:: Task details ::
Copy out the entries in full and with complete accuracy; pictures are excluded.

● ● ● ● ●

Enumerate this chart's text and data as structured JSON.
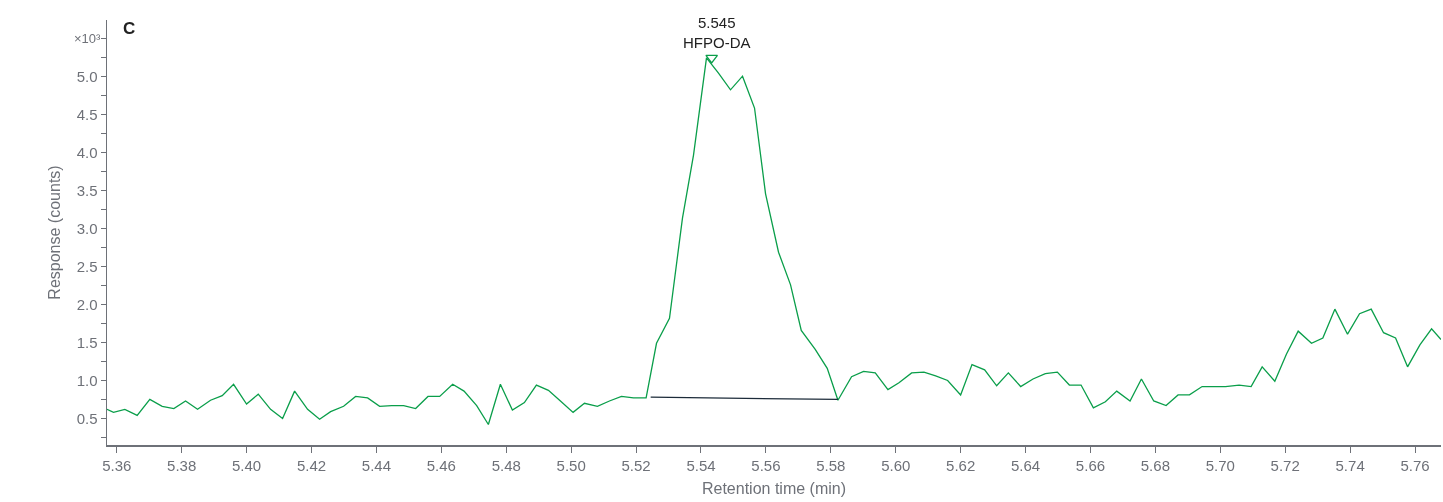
{
  "chart_data": {
    "type": "line",
    "title": "C",
    "xlabel": "Retention time (min)",
    "ylabel": "Response (counts)",
    "annotations": [
      "×10³",
      {
        "text": "5.545\nHFPO-DA",
        "x": 5.545,
        "y": 5.24
      }
    ],
    "xlim": [
      5.357,
      5.768
    ],
    "ylim": [
      0.15,
      5.75
    ],
    "xticks": [
      {
        "value": 5.36,
        "label": "5.36"
      },
      {
        "value": 5.38,
        "label": "5.38"
      },
      {
        "value": 5.4,
        "label": "5.40"
      },
      {
        "value": 5.42,
        "label": "5.42"
      },
      {
        "value": 5.44,
        "label": "5.44"
      },
      {
        "value": 5.46,
        "label": "5.46"
      },
      {
        "value": 5.48,
        "label": "5.48"
      },
      {
        "value": 5.5,
        "label": "5.50"
      },
      {
        "value": 5.52,
        "label": "5.52"
      },
      {
        "value": 5.54,
        "label": "5.54"
      },
      {
        "value": 5.56,
        "label": "5.56"
      },
      {
        "value": 5.58,
        "label": "5.58"
      },
      {
        "value": 5.6,
        "label": "5.60"
      },
      {
        "value": 5.62,
        "label": "5.62"
      },
      {
        "value": 5.64,
        "label": "5.64"
      },
      {
        "value": 5.66,
        "label": "5.66"
      },
      {
        "value": 5.68,
        "label": "5.68"
      },
      {
        "value": 5.7,
        "label": "5.70"
      },
      {
        "value": 5.72,
        "label": "5.72"
      },
      {
        "value": 5.74,
        "label": "5.74"
      },
      {
        "value": 5.76,
        "label": "5.76"
      }
    ],
    "yticks": [
      {
        "value": 0.25,
        "label": null
      },
      {
        "value": 0.5,
        "label": "0.5"
      },
      {
        "value": 0.75,
        "label": null
      },
      {
        "value": 1,
        "label": "1.0"
      },
      {
        "value": 1.25,
        "label": null
      },
      {
        "value": 1.5,
        "label": "1.5"
      },
      {
        "value": 1.75,
        "label": null
      },
      {
        "value": 2,
        "label": "2.0"
      },
      {
        "value": 2.25,
        "label": null
      },
      {
        "value": 2.5,
        "label": "2.5"
      },
      {
        "value": 2.75,
        "label": null
      },
      {
        "value": 3,
        "label": "3.0"
      },
      {
        "value": 3.25,
        "label": null
      },
      {
        "value": 3.5,
        "label": "3.5"
      },
      {
        "value": 3.75,
        "label": null
      },
      {
        "value": 4,
        "label": "4.0"
      },
      {
        "value": 4.25,
        "label": null
      },
      {
        "value": 4.5,
        "label": "4.5"
      },
      {
        "value": 4.75,
        "label": null
      },
      {
        "value": 5,
        "label": "5.0"
      },
      {
        "value": 5.25,
        "label": null
      },
      {
        "value": 5.5,
        "label": null
      }
    ],
    "grid": false,
    "marker": "none",
    "line_style": "solid",
    "series": [
      {
        "color": "#0a9e4a",
        "x": [
          5.357,
          5.359,
          5.3625,
          5.3663,
          5.3702,
          5.374,
          5.3776,
          5.3812,
          5.3849,
          5.3889,
          5.3925,
          5.396,
          5.4,
          5.4036,
          5.4074,
          5.4111,
          5.4148,
          5.4188,
          5.4225,
          5.4259,
          5.4299,
          5.4336,
          5.4373,
          5.441,
          5.4447,
          5.4484,
          5.4521,
          5.4559,
          5.4595,
          5.4635,
          5.467,
          5.4709,
          5.4745,
          5.4782,
          5.4819,
          5.4856,
          5.4893,
          5.493,
          5.4967,
          5.5006,
          5.5041,
          5.5081,
          5.5118,
          5.5155,
          5.5192,
          5.5231,
          5.5263,
          5.5303,
          5.5343,
          5.5377,
          5.5417,
          5.5454,
          5.5491,
          5.5528,
          5.5565,
          5.5599,
          5.5639,
          5.5676,
          5.5709,
          5.5752,
          5.5789,
          5.5822,
          5.5864,
          5.5901,
          5.5937,
          5.5976,
          5.601,
          5.6049,
          5.6087,
          5.6123,
          5.616,
          5.62,
          5.6235,
          5.6274,
          5.6311,
          5.6347,
          5.6385,
          5.6423,
          5.6461,
          5.6498,
          5.6535,
          5.6571,
          5.6609,
          5.6646,
          5.6681,
          5.6722,
          5.6757,
          5.6795,
          5.6833,
          5.687,
          5.6905,
          5.6944,
          5.6981,
          5.7016,
          5.7058,
          5.7095,
          5.7129,
          5.7168,
          5.7204,
          5.724,
          5.7281,
          5.7316,
          5.7353,
          5.7392,
          5.7429,
          5.7465,
          5.7503,
          5.754,
          5.7577,
          5.7615,
          5.7651,
          5.768
        ],
        "values": [
          0.62,
          0.58,
          0.62,
          0.54,
          0.75,
          0.66,
          0.63,
          0.73,
          0.62,
          0.74,
          0.8,
          0.95,
          0.69,
          0.82,
          0.62,
          0.5,
          0.86,
          0.62,
          0.49,
          0.59,
          0.66,
          0.79,
          0.77,
          0.66,
          0.67,
          0.67,
          0.63,
          0.79,
          0.79,
          0.95,
          0.86,
          0.67,
          0.42,
          0.95,
          0.61,
          0.71,
          0.94,
          0.87,
          0.73,
          0.58,
          0.7,
          0.66,
          0.73,
          0.79,
          0.77,
          0.77,
          1.49,
          1.82,
          3.14,
          3.97,
          5.25,
          5.05,
          4.83,
          5.01,
          4.59,
          3.46,
          2.69,
          2.26,
          1.66,
          1.41,
          1.16,
          0.74,
          1.05,
          1.12,
          1.1,
          0.88,
          0.97,
          1.1,
          1.11,
          1.06,
          1,
          0.81,
          1.21,
          1.14,
          0.93,
          1.1,
          0.92,
          1.02,
          1.09,
          1.11,
          0.94,
          0.94,
          0.64,
          0.72,
          0.86,
          0.73,
          1.02,
          0.73,
          0.67,
          0.81,
          0.81,
          0.92,
          0.92,
          0.92,
          0.94,
          0.92,
          1.18,
          0.99,
          1.35,
          1.65,
          1.49,
          1.56,
          1.94,
          1.61,
          1.88,
          1.94,
          1.63,
          1.56,
          1.18,
          1.47,
          1.68,
          1.54
        ]
      },
      {
        "type": "line",
        "color": "#1c2b39",
        "x": [
          5.5245,
          5.5822
        ],
        "values": [
          0.78,
          0.75
        ]
      },
      {
        "type": "scatter",
        "marker": "triangle",
        "color": "#0a9e4a",
        "x": [
          5.5433
        ],
        "values": [
          5.25
        ]
      }
    ]
  }
}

● ● ● ● ●

:: Solution ::
Enumerate this chart's text and data as structured JSON.
{
  "chart_data": {
    "type": "line",
    "title": "C",
    "xlabel": "Retention time (min)",
    "ylabel": "Response (counts)",
    "annotations": [
      "×10³",
      {
        "text": "5.545\nHFPO-DA",
        "x": 5.545,
        "y": 5.24
      }
    ],
    "xlim": [
      5.357,
      5.768
    ],
    "ylim": [
      0.15,
      5.75
    ],
    "xticks": [
      {
        "value": 5.36,
        "label": "5.36"
      },
      {
        "value": 5.38,
        "label": "5.38"
      },
      {
        "value": 5.4,
        "label": "5.40"
      },
      {
        "value": 5.42,
        "label": "5.42"
      },
      {
        "value": 5.44,
        "label": "5.44"
      },
      {
        "value": 5.46,
        "label": "5.46"
      },
      {
        "value": 5.48,
        "label": "5.48"
      },
      {
        "value": 5.5,
        "label": "5.50"
      },
      {
        "value": 5.52,
        "label": "5.52"
      },
      {
        "value": 5.54,
        "label": "5.54"
      },
      {
        "value": 5.56,
        "label": "5.56"
      },
      {
        "value": 5.58,
        "label": "5.58"
      },
      {
        "value": 5.6,
        "label": "5.60"
      },
      {
        "value": 5.62,
        "label": "5.62"
      },
      {
        "value": 5.64,
        "label": "5.64"
      },
      {
        "value": 5.66,
        "label": "5.66"
      },
      {
        "value": 5.68,
        "label": "5.68"
      },
      {
        "value": 5.7,
        "label": "5.70"
      },
      {
        "value": 5.72,
        "label": "5.72"
      },
      {
        "value": 5.74,
        "label": "5.74"
      },
      {
        "value": 5.76,
        "label": "5.76"
      }
    ],
    "yticks": [
      {
        "value": 0.25,
        "label": null
      },
      {
        "value": 0.5,
        "label": "0.5"
      },
      {
        "value": 0.75,
        "label": null
      },
      {
        "value": 1,
        "label": "1.0"
      },
      {
        "value": 1.25,
        "label": null
      },
      {
        "value": 1.5,
        "label": "1.5"
      },
      {
        "value": 1.75,
        "label": null
      },
      {
        "value": 2,
        "label": "2.0"
      },
      {
        "value": 2.25,
        "label": null
      },
      {
        "value": 2.5,
        "label": "2.5"
      },
      {
        "value": 2.75,
        "label": null
      },
      {
        "value": 3,
        "label": "3.0"
      },
      {
        "value": 3.25,
        "label": null
      },
      {
        "value": 3.5,
        "label": "3.5"
      },
      {
        "value": 3.75,
        "label": null
      },
      {
        "value": 4,
        "label": "4.0"
      },
      {
        "value": 4.25,
        "label": null
      },
      {
        "value": 4.5,
        "label": "4.5"
      },
      {
        "value": 4.75,
        "label": null
      },
      {
        "value": 5,
        "label": "5.0"
      },
      {
        "value": 5.25,
        "label": null
      },
      {
        "value": 5.5,
        "label": null
      }
    ],
    "grid": false,
    "marker": "none",
    "line_style": "solid",
    "series": [
      {
        "color": "#0a9e4a",
        "x": [
          5.357,
          5.359,
          5.3625,
          5.3663,
          5.3702,
          5.374,
          5.3776,
          5.3812,
          5.3849,
          5.3889,
          5.3925,
          5.396,
          5.4,
          5.4036,
          5.4074,
          5.4111,
          5.4148,
          5.4188,
          5.4225,
          5.4259,
          5.4299,
          5.4336,
          5.4373,
          5.441,
          5.4447,
          5.4484,
          5.4521,
          5.4559,
          5.4595,
          5.4635,
          5.467,
          5.4709,
          5.4745,
          5.4782,
          5.4819,
          5.4856,
          5.4893,
          5.493,
          5.4967,
          5.5006,
          5.5041,
          5.5081,
          5.5118,
          5.5155,
          5.5192,
          5.5231,
          5.5263,
          5.5303,
          5.5343,
          5.5377,
          5.5417,
          5.5454,
          5.5491,
          5.5528,
          5.5565,
          5.5599,
          5.5639,
          5.5676,
          5.5709,
          5.5752,
          5.5789,
          5.5822,
          5.5864,
          5.5901,
          5.5937,
          5.5976,
          5.601,
          5.6049,
          5.6087,
          5.6123,
          5.616,
          5.62,
          5.6235,
          5.6274,
          5.6311,
          5.6347,
          5.6385,
          5.6423,
          5.6461,
          5.6498,
          5.6535,
          5.6571,
          5.6609,
          5.6646,
          5.6681,
          5.6722,
          5.6757,
          5.6795,
          5.6833,
          5.687,
          5.6905,
          5.6944,
          5.6981,
          5.7016,
          5.7058,
          5.7095,
          5.7129,
          5.7168,
          5.7204,
          5.724,
          5.7281,
          5.7316,
          5.7353,
          5.7392,
          5.7429,
          5.7465,
          5.7503,
          5.754,
          5.7577,
          5.7615,
          5.7651,
          5.768
        ],
        "values": [
          0.62,
          0.58,
          0.62,
          0.54,
          0.75,
          0.66,
          0.63,
          0.73,
          0.62,
          0.74,
          0.8,
          0.95,
          0.69,
          0.82,
          0.62,
          0.5,
          0.86,
          0.62,
          0.49,
          0.59,
          0.66,
          0.79,
          0.77,
          0.66,
          0.67,
          0.67,
          0.63,
          0.79,
          0.79,
          0.95,
          0.86,
          0.67,
          0.42,
          0.95,
          0.61,
          0.71,
          0.94,
          0.87,
          0.73,
          0.58,
          0.7,
          0.66,
          0.73,
          0.79,
          0.77,
          0.77,
          1.49,
          1.82,
          3.14,
          3.97,
          5.25,
          5.05,
          4.83,
          5.01,
          4.59,
          3.46,
          2.69,
          2.26,
          1.66,
          1.41,
          1.16,
          0.74,
          1.05,
          1.12,
          1.1,
          0.88,
          0.97,
          1.1,
          1.11,
          1.06,
          1,
          0.81,
          1.21,
          1.14,
          0.93,
          1.1,
          0.92,
          1.02,
          1.09,
          1.11,
          0.94,
          0.94,
          0.64,
          0.72,
          0.86,
          0.73,
          1.02,
          0.73,
          0.67,
          0.81,
          0.81,
          0.92,
          0.92,
          0.92,
          0.94,
          0.92,
          1.18,
          0.99,
          1.35,
          1.65,
          1.49,
          1.56,
          1.94,
          1.61,
          1.88,
          1.94,
          1.63,
          1.56,
          1.18,
          1.47,
          1.68,
          1.54
        ]
      },
      {
        "type": "line",
        "color": "#1c2b39",
        "x": [
          5.5245,
          5.5822
        ],
        "values": [
          0.78,
          0.75
        ]
      },
      {
        "type": "scatter",
        "marker": "triangle",
        "color": "#0a9e4a",
        "x": [
          5.5433
        ],
        "values": [
          5.25
        ]
      }
    ]
  }
}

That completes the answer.